Word for word, give the material below again, minus any images.

Data entries:
══════

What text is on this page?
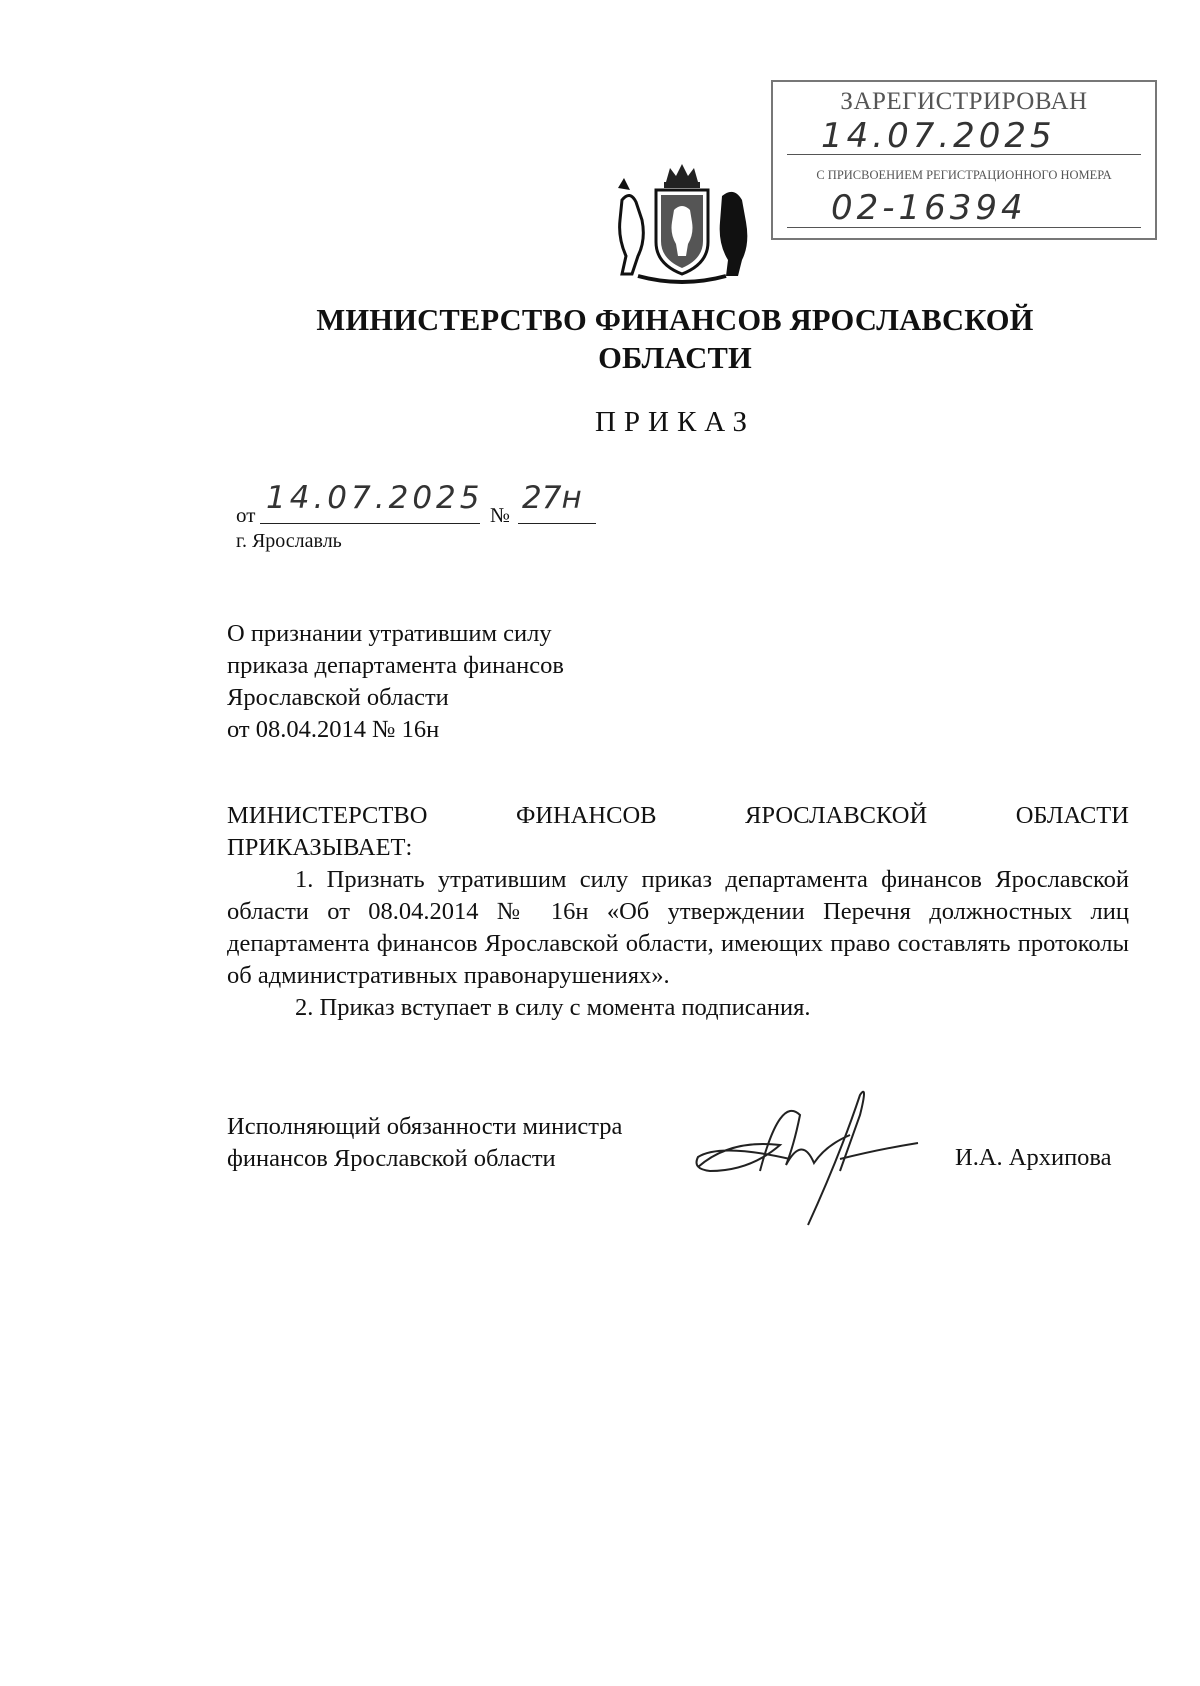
ЗАРЕГИСТРИРОВАН
14.07.2025
С ПРИСВОЕНИЕМ РЕГИСТРАЦИОННОГО НОМЕРА
02-16394
МИНИСТЕРСТВО ФИНАНСОВ ЯРОСЛАВСКОЙ
ОБЛАСТИ
ПРИКАЗ
от 14.07.2025 № 27н
г. Ярославль
О признании утратившим силу
приказа департамента финансов
Ярославской области
от 08.04.2014 № 16н
МИНИСТЕРСТВО	ФИНАНСОВ	ЯРОСЛАВСКОЙ	ОБЛАСТИ
ПРИКАЗЫВАЕТ:
1. Признать утратившим силу приказ департамента финансов Ярославской области от 08.04.2014 № 16н «Об утверждении Перечня должностных лиц департамента финансов Ярославской области, имеющих право составлять протоколы об административных правонарушениях».
2. Приказ вступает в силу с момента подписания.
Исполняющий обязанности министра
финансов Ярославской области	И.А. Архипова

══════

**Task response**
What text is on this page?
ЗАРЕГИСТРИРОВАН
14.07.2025
С ПРИСВОЕНИЕМ РЕГИСТРАЦИОННОГО НОМЕРА
02-16394
МИНИСТЕРСТВО ФИНАНСОВ ЯРОСЛАВСКОЙ
ОБЛАСТИ
ПРИКАЗ
от 14.07.2025 № 27н
г. Ярославль
О признании утратившим силу
приказа департамента финансов
Ярославской области
от 08.04.2014 № 16н
МИНИСТЕРСТВО	ФИНАНСОВ	ЯРОСЛАВСКОЙ	ОБЛАСТИ
ПРИКАЗЫВАЕТ:
1. Признать утратившим силу приказ департамента финансов Ярославской области от 08.04.2014 № 16н «Об утверждении Перечня должностных лиц департамента финансов Ярославской области, имеющих право составлять протоколы об административных правонарушениях».
2. Приказ вступает в силу с момента подписания.
Исполняющий обязанности министра
финансов Ярославской области	И.А. Архипова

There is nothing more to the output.